-- DATA ENTRIES --
##########

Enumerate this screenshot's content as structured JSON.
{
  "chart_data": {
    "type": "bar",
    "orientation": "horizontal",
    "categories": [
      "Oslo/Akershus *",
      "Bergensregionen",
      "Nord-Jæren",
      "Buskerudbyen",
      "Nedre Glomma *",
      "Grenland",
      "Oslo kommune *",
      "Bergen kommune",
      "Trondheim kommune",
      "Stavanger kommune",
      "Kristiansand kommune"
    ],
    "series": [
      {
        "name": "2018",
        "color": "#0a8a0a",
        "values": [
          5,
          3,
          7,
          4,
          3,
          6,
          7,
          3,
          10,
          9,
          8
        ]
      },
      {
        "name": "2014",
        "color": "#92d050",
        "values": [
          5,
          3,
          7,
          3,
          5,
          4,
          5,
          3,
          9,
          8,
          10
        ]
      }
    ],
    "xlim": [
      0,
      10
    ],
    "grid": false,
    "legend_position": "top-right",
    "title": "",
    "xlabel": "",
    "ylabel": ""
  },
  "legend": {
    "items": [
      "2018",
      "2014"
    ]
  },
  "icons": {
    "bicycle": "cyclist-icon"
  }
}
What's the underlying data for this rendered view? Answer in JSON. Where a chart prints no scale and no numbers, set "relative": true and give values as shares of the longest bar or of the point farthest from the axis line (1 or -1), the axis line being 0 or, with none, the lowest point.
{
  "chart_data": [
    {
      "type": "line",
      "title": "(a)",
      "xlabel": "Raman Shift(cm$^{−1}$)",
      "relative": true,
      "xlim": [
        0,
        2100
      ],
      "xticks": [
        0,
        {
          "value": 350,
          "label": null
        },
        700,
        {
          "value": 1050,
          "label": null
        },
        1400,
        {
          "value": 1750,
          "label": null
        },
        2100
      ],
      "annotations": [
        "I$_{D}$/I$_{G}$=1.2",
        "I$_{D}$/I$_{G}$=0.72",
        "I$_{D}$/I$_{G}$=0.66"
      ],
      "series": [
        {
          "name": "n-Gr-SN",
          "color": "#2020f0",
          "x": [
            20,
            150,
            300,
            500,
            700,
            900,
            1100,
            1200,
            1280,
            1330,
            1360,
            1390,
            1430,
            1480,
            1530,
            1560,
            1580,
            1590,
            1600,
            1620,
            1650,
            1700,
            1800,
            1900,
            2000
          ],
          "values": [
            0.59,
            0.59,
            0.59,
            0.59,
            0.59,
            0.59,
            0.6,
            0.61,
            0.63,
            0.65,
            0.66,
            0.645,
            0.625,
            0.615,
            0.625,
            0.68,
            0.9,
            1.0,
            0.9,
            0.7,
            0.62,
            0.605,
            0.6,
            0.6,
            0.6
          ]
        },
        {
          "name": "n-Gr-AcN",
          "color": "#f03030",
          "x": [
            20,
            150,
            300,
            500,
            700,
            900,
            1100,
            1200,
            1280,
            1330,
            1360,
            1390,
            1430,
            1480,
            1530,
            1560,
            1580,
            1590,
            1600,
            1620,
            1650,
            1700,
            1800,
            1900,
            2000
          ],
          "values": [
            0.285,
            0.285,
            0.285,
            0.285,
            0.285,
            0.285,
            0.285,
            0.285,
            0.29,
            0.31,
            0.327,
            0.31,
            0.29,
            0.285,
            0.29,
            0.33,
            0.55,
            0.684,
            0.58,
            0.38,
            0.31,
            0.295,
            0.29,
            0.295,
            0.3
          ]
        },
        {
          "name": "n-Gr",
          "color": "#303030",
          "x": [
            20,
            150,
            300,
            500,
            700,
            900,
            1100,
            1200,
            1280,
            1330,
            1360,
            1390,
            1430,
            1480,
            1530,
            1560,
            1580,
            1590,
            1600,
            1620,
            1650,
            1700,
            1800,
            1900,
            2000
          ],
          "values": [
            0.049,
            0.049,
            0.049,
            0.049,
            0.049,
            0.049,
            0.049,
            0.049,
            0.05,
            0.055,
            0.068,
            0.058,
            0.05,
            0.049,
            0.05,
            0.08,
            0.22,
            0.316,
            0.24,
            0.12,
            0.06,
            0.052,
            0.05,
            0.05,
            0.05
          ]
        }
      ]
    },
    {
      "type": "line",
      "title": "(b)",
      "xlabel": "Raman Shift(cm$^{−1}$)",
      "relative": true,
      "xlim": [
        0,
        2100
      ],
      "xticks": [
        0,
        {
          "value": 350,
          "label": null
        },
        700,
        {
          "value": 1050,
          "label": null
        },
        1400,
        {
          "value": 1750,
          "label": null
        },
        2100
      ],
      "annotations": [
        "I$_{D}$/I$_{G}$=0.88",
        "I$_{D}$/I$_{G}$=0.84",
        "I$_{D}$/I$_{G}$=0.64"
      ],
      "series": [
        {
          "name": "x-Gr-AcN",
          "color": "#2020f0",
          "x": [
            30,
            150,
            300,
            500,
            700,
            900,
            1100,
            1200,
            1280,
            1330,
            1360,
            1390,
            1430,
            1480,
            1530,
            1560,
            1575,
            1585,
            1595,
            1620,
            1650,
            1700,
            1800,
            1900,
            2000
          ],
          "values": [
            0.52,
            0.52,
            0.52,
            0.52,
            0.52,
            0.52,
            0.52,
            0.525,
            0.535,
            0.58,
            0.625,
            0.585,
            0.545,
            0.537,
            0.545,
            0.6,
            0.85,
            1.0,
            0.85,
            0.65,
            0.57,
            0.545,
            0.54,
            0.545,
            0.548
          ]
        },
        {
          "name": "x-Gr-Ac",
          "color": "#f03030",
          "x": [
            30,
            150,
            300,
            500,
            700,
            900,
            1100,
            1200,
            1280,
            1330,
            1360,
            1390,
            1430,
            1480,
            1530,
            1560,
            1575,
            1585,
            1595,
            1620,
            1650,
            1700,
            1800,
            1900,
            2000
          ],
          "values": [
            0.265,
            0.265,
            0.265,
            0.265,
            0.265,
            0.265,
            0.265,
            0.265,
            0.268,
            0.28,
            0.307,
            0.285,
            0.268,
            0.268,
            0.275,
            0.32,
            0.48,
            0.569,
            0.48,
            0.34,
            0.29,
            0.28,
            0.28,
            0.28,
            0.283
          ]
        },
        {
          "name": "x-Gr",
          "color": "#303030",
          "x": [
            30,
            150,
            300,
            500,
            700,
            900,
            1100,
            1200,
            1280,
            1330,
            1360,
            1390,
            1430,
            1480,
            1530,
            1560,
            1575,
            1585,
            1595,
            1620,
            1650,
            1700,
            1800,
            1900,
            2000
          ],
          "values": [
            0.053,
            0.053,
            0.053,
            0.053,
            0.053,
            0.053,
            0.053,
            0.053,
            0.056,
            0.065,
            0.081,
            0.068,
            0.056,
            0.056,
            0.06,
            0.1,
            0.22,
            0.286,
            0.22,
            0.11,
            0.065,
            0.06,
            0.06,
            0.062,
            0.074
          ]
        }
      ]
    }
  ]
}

##########

Give back all the records exactly as they stand.

Enumerate this screenshot's content as structured JSON.
{
  "chart_data": {
    "type": "bar",
    "orientation": "horizontal",
    "categories": [
      "Oslo/Akershus *",
      "Bergensregionen",
      "Nord-Jæren",
      "Buskerudbyen",
      "Nedre Glomma *",
      "Grenland",
      "Oslo kommune *",
      "Bergen kommune",
      "Trondheim kommune",
      "Stavanger kommune",
      "Kristiansand kommune"
    ],
    "series": [
      {
        "name": "2018",
        "color": "#0a8a0a",
        "values": [
          5,
          3,
          7,
          4,
          3,
          6,
          7,
          3,
          10,
          9,
          8
        ]
      },
      {
        "name": "2014",
        "color": "#92d050",
        "values": [
          5,
          3,
          7,
          3,
          5,
          4,
          5,
          3,
          9,
          8,
          10
        ]
      }
    ],
    "xlim": [
      0,
      10
    ],
    "grid": false,
    "legend_position": "top-right",
    "title": "",
    "xlabel": "",
    "ylabel": ""
  },
  "legend": {
    "items": [
      "2018",
      "2014"
    ]
  },
  "icons": {
    "bicycle": "cyclist-icon"
  }
}
What's the underlying data for this rendered view? Answer in JSON. Where a chart prints no scale and no numbers, set "relative": true and give values as shares of the longest bar or of the point farthest from the axis line (1 or -1), the axis line being 0 or, with none, the lowest point.
{
  "chart_data": [
    {
      "type": "line",
      "title": "(a)",
      "xlabel": "Raman Shift(cm$^{−1}$)",
      "relative": true,
      "xlim": [
        0,
        2100
      ],
      "xticks": [
        0,
        {
          "value": 350,
          "label": null
        },
        700,
        {
          "value": 1050,
          "label": null
        },
        1400,
        {
          "value": 1750,
          "label": null
        },
        2100
      ],
      "annotations": [
        "I$_{D}$/I$_{G}$=1.2",
        "I$_{D}$/I$_{G}$=0.72",
        "I$_{D}$/I$_{G}$=0.66"
      ],
      "series": [
        {
          "name": "n-Gr-SN",
          "color": "#2020f0",
          "x": [
            20,
            150,
            300,
            500,
            700,
            900,
            1100,
            1200,
            1280,
            1330,
            1360,
            1390,
            1430,
            1480,
            1530,
            1560,
            1580,
            1590,
            1600,
            1620,
            1650,
            1700,
            1800,
            1900,
            2000
          ],
          "values": [
            0.59,
            0.59,
            0.59,
            0.59,
            0.59,
            0.59,
            0.6,
            0.61,
            0.63,
            0.65,
            0.66,
            0.645,
            0.625,
            0.615,
            0.625,
            0.68,
            0.9,
            1.0,
            0.9,
            0.7,
            0.62,
            0.605,
            0.6,
            0.6,
            0.6
          ]
        },
        {
          "name": "n-Gr-AcN",
          "color": "#f03030",
          "x": [
            20,
            150,
            300,
            500,
            700,
            900,
            1100,
            1200,
            1280,
            1330,
            1360,
            1390,
            1430,
            1480,
            1530,
            1560,
            1580,
            1590,
            1600,
            1620,
            1650,
            1700,
            1800,
            1900,
            2000
          ],
          "values": [
            0.285,
            0.285,
            0.285,
            0.285,
            0.285,
            0.285,
            0.285,
            0.285,
            0.29,
            0.31,
            0.327,
            0.31,
            0.29,
            0.285,
            0.29,
            0.33,
            0.55,
            0.684,
            0.58,
            0.38,
            0.31,
            0.295,
            0.29,
            0.295,
            0.3
          ]
        },
        {
          "name": "n-Gr",
          "color": "#303030",
          "x": [
            20,
            150,
            300,
            500,
            700,
            900,
            1100,
            1200,
            1280,
            1330,
            1360,
            1390,
            1430,
            1480,
            1530,
            1560,
            1580,
            1590,
            1600,
            1620,
            1650,
            1700,
            1800,
            1900,
            2000
          ],
          "values": [
            0.049,
            0.049,
            0.049,
            0.049,
            0.049,
            0.049,
            0.049,
            0.049,
            0.05,
            0.055,
            0.068,
            0.058,
            0.05,
            0.049,
            0.05,
            0.08,
            0.22,
            0.316,
            0.24,
            0.12,
            0.06,
            0.052,
            0.05,
            0.05,
            0.05
          ]
        }
      ]
    },
    {
      "type": "line",
      "title": "(b)",
      "xlabel": "Raman Shift(cm$^{−1}$)",
      "relative": true,
      "xlim": [
        0,
        2100
      ],
      "xticks": [
        0,
        {
          "value": 350,
          "label": null
        },
        700,
        {
          "value": 1050,
          "label": null
        },
        1400,
        {
          "value": 1750,
          "label": null
        },
        2100
      ],
      "annotations": [
        "I$_{D}$/I$_{G}$=0.88",
        "I$_{D}$/I$_{G}$=0.84",
        "I$_{D}$/I$_{G}$=0.64"
      ],
      "series": [
        {
          "name": "x-Gr-AcN",
          "color": "#2020f0",
          "x": [
            30,
            150,
            300,
            500,
            700,
            900,
            1100,
            1200,
            1280,
            1330,
            1360,
            1390,
            1430,
            1480,
            1530,
            1560,
            1575,
            1585,
            1595,
            1620,
            1650,
            1700,
            1800,
            1900,
            2000
          ],
          "values": [
            0.52,
            0.52,
            0.52,
            0.52,
            0.52,
            0.52,
            0.52,
            0.525,
            0.535,
            0.58,
            0.625,
            0.585,
            0.545,
            0.537,
            0.545,
            0.6,
            0.85,
            1.0,
            0.85,
            0.65,
            0.57,
            0.545,
            0.54,
            0.545,
            0.548
          ]
        },
        {
          "name": "x-Gr-Ac",
          "color": "#f03030",
          "x": [
            30,
            150,
            300,
            500,
            700,
            900,
            1100,
            1200,
            1280,
            1330,
            1360,
            1390,
            1430,
            1480,
            1530,
            1560,
            1575,
            1585,
            1595,
            1620,
            1650,
            1700,
            1800,
            1900,
            2000
          ],
          "values": [
            0.265,
            0.265,
            0.265,
            0.265,
            0.265,
            0.265,
            0.265,
            0.265,
            0.268,
            0.28,
            0.307,
            0.285,
            0.268,
            0.268,
            0.275,
            0.32,
            0.48,
            0.569,
            0.48,
            0.34,
            0.29,
            0.28,
            0.28,
            0.28,
            0.283
          ]
        },
        {
          "name": "x-Gr",
          "color": "#303030",
          "x": [
            30,
            150,
            300,
            500,
            700,
            900,
            1100,
            1200,
            1280,
            1330,
            1360,
            1390,
            1430,
            1480,
            1530,
            1560,
            1575,
            1585,
            1595,
            1620,
            1650,
            1700,
            1800,
            1900,
            2000
          ],
          "values": [
            0.053,
            0.053,
            0.053,
            0.053,
            0.053,
            0.053,
            0.053,
            0.053,
            0.056,
            0.065,
            0.081,
            0.068,
            0.056,
            0.056,
            0.06,
            0.1,
            0.22,
            0.286,
            0.22,
            0.11,
            0.065,
            0.06,
            0.06,
            0.062,
            0.074
          ]
        }
      ]
    }
  ]
}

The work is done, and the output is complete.